§ **Prompt**
Transcribe every line exactly. Leave the pictures behind.

** Start of Entries shown **

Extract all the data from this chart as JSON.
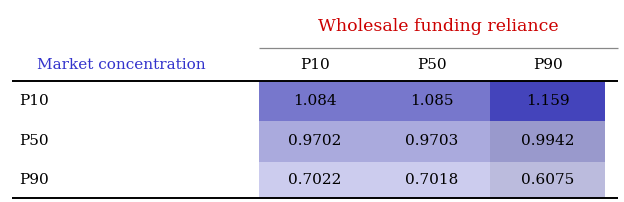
{
  "title": "Wholesale funding reliance",
  "title_color": "#cc0000",
  "col_header_label": "Market concentration",
  "col_header_color": "#3333cc",
  "col_headers": [
    "P10",
    "P50",
    "P90"
  ],
  "row_headers": [
    "P10",
    "P50",
    "P90"
  ],
  "values": [
    [
      "1.084",
      "1.085",
      "1.159"
    ],
    [
      "0.9702",
      "0.9703",
      "0.9942"
    ],
    [
      "0.7022",
      "0.7018",
      "0.6075"
    ]
  ],
  "cell_colors": [
    [
      "#7777cc",
      "#7777cc",
      "#4444bb"
    ],
    [
      "#aaaadd",
      "#aaaadd",
      "#9999cc"
    ],
    [
      "#ccccee",
      "#ccccee",
      "#bbbbdd"
    ]
  ],
  "background_color": "#ffffff",
  "figsize": [
    6.24,
    2.02
  ],
  "dpi": 100
}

** End of Entries shown **

§ **Exercise result**
Extract all the data from this chart as JSON.
{
  "title": "Wholesale funding reliance",
  "title_color": "#cc0000",
  "col_header_label": "Market concentration",
  "col_header_color": "#3333cc",
  "col_headers": [
    "P10",
    "P50",
    "P90"
  ],
  "row_headers": [
    "P10",
    "P50",
    "P90"
  ],
  "values": [
    [
      "1.084",
      "1.085",
      "1.159"
    ],
    [
      "0.9702",
      "0.9703",
      "0.9942"
    ],
    [
      "0.7022",
      "0.7018",
      "0.6075"
    ]
  ],
  "cell_colors": [
    [
      "#7777cc",
      "#7777cc",
      "#4444bb"
    ],
    [
      "#aaaadd",
      "#aaaadd",
      "#9999cc"
    ],
    [
      "#ccccee",
      "#ccccee",
      "#bbbbdd"
    ]
  ],
  "background_color": "#ffffff",
  "figsize": [
    6.24,
    2.02
  ],
  "dpi": 100
}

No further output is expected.